Given passage:

When P(x-risk) is low, then the expected value is low for neartermists (since they only care about the next ~few generations) and high for longtermists (since they care about all future generations). Here, longtermists will focus on x-risks, while neartermists won't.

I think for moderate to high levels of x-risk, another potential divergence is that while both longtermism and non-longtermism axiologies will lead you to believe that large scale risk prevention and mitigation is important, specific actions people take may be different. For example:
 

  • non-longtermism axiologies will all else equal be much more likely to prioritize non-existential GCRs over existential
  • mitigation (especially worst-case mitigation) for existential risks is comparatively more important for longtermists than for non-longtermists.

Some of these divergences were covered at least as early as Parfit (1982). (Note: I did not reread this before making this comment). 

I agree that these divergences aren't very strong for traditional AGI x-risk scenarios, in those cases I think whether and how much you prioritize AGI x-risk depends almost entirely on empirical beliefs. 

Agreed, that's another angle. NTs will only have a small difference between non-extinction-level catastrophes and extinction-level catastrophes (eg. a nuclear war where 1000 people survive vs one that kills everyone), whereas LTs will have a huge difference between NECs and ECs.

But again, whether non-extinction catastrophe or extinction catastrophe, if the probabilities are high enough, then both NTs and LTs will be maxing out their budgets, and will agree on policy. It's only when the probabilities are tiny that you get differences in optimal policy.

I think you are very interested in cause area selection, in the sense of how these different cause areas can be "rationally allocated" in some sort of normative, analytical model that can be shared and be modified.

Material supplied:
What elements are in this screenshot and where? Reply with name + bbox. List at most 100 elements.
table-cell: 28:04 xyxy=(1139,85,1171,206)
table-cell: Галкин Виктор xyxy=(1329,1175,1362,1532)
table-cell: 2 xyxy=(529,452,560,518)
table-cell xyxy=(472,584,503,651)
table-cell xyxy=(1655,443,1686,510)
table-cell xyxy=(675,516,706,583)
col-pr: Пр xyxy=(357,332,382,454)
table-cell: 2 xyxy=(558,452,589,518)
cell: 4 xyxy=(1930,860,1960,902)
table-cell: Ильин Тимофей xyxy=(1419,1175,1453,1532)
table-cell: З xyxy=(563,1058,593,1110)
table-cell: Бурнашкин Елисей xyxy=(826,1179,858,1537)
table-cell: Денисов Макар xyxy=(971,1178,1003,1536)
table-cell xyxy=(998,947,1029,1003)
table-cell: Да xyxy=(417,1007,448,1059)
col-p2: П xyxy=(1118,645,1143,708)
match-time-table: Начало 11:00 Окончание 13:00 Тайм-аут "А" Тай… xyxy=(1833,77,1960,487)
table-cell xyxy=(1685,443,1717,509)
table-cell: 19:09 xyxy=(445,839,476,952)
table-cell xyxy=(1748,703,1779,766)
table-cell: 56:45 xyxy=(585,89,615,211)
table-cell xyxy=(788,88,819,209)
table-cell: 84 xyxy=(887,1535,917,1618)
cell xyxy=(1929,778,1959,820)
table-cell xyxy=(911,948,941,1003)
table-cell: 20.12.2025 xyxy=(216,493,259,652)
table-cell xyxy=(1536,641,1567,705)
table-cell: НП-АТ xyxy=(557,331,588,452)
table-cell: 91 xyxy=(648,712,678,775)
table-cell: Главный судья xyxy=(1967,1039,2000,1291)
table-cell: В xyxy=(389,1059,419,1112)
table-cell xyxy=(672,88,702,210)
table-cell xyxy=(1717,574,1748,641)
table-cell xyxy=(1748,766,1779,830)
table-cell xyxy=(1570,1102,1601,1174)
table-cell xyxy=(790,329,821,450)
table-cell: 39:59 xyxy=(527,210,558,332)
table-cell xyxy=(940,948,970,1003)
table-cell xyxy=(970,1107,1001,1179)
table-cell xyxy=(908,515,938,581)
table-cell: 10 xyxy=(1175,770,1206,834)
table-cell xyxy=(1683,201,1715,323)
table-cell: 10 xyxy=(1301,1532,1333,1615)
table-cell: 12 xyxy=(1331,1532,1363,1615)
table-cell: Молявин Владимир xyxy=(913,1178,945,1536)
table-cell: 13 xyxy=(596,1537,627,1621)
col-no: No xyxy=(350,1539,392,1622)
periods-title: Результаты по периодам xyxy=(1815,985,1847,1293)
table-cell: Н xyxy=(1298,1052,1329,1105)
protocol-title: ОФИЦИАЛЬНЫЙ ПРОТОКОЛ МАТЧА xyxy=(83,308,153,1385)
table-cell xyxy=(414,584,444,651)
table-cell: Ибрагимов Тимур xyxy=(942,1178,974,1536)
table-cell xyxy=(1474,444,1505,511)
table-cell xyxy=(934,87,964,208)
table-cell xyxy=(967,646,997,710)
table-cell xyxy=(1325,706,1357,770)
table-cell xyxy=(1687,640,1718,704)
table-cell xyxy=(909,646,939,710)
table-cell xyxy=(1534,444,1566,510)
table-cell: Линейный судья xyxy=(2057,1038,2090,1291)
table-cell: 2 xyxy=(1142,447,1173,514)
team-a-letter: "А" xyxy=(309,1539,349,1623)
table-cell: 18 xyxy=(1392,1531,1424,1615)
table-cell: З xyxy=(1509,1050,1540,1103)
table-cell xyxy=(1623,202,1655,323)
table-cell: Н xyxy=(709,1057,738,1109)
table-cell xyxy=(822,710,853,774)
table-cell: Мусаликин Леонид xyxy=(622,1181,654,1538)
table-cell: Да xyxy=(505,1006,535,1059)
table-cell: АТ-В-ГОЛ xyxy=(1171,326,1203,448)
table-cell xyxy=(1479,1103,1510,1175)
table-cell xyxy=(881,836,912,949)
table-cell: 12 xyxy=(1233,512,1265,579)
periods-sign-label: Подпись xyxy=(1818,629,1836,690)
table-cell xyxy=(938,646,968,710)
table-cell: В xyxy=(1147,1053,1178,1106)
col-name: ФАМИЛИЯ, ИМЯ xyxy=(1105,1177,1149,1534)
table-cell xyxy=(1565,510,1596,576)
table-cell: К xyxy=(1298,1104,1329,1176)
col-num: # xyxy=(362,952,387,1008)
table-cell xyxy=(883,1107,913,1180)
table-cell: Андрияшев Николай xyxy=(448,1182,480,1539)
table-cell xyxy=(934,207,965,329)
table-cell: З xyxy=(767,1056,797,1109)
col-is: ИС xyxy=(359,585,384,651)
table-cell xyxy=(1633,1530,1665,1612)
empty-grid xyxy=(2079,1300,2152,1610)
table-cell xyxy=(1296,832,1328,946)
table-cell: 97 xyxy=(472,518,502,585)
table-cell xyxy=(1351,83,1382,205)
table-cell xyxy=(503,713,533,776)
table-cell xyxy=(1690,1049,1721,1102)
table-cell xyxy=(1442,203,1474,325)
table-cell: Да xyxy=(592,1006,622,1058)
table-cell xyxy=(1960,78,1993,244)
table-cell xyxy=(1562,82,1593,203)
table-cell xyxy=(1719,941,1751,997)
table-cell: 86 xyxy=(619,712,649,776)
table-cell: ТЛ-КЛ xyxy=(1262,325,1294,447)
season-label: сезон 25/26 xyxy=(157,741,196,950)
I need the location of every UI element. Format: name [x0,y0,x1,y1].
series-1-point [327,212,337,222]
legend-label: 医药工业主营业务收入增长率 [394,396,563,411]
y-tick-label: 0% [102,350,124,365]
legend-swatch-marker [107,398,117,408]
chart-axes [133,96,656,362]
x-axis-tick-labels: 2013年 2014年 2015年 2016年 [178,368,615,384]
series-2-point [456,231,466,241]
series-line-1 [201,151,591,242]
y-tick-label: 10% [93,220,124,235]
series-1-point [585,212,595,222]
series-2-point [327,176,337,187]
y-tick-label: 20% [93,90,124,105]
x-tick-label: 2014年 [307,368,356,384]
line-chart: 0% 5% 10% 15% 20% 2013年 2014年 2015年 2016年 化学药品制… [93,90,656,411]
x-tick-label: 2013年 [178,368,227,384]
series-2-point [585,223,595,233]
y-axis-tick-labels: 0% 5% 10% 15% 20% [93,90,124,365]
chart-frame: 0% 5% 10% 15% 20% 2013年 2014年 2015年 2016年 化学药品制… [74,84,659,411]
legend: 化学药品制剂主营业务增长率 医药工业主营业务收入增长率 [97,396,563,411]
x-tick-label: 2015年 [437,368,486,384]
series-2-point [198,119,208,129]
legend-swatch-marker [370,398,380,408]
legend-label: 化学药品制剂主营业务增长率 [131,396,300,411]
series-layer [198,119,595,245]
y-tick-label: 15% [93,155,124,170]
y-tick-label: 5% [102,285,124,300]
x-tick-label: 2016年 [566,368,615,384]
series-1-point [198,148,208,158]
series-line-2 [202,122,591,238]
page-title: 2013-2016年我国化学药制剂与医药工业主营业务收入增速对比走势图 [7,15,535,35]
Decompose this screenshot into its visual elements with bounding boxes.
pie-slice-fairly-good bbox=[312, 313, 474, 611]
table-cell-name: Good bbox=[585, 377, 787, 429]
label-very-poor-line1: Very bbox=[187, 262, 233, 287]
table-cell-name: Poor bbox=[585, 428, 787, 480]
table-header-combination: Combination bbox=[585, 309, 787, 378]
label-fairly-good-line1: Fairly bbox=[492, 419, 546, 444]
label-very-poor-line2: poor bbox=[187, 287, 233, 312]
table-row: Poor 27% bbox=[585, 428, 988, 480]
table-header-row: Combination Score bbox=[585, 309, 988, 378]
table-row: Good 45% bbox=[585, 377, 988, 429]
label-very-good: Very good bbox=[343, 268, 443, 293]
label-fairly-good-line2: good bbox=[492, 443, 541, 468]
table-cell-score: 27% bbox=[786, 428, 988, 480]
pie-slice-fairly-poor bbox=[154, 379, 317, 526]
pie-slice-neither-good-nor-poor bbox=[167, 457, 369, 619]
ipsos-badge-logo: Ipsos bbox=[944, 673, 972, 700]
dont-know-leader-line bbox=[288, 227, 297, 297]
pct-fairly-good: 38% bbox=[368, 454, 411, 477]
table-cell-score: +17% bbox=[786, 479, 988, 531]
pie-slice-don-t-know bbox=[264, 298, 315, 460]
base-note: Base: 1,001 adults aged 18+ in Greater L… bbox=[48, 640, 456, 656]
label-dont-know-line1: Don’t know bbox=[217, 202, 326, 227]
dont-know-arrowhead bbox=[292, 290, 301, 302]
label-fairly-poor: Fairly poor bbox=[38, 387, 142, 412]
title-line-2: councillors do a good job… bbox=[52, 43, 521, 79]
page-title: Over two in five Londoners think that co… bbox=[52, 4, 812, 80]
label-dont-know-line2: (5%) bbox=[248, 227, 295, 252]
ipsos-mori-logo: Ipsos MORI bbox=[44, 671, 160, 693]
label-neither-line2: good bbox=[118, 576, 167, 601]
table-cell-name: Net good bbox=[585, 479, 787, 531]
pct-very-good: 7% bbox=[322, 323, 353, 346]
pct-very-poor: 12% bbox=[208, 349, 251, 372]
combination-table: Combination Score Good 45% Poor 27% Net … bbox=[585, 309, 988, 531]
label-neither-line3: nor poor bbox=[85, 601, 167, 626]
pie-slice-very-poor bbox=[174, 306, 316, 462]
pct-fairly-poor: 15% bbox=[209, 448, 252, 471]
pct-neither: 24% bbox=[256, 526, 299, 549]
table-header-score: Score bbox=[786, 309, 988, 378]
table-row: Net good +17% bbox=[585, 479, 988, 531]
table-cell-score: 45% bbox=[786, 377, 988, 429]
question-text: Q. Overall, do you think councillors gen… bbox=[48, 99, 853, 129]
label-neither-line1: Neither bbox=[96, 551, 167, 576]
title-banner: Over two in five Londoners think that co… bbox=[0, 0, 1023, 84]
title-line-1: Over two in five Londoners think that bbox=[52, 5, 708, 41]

Jobs:
**A.** List every abbreviation of two or more capital letters that appears in the longtermism discussion, counting a plural ending "s" as part of the abbreviation.
**B.** Resume the longtermism discussion from its final sentence and keep it going.
The items come from a different source than the longtermism discussion.

Responses per task:
**A.** GCRs, AGI, NTs, LTs, NECs, ECs

**B.**
For example, you might want such a model because you can then modify underlying parameters to create new allocations. If the model is correct and powerful, this process would illuminate what these parameters and assumptions are, laying bare and reflecting underlying insights of the world, and allowing different expression of values and principles of different people.

 

The above analytical model is in contrast to a much more atheoretical "model", where resources are allocated by  the judgement of a few people who try to choose between causes in a modest and principled way.

 

I'm not sure your goal is possible. 

In short, it seems the best that can be done is for resources to be divided up, in a way bends according to principled but less legible decisions made by the senior leaders. This seems fine, or at least the best we can do.

Below are some thoughts about this. The first two points sort of "span or touch on" considerations, while I think Cotra's points are the best place to start from.

Something that I think confuses even people who spend a lot of time engaging with EA material, is that EA is not really quite a method to find cause areas and interventions. It's a social movement that has found several cause areas and interventions.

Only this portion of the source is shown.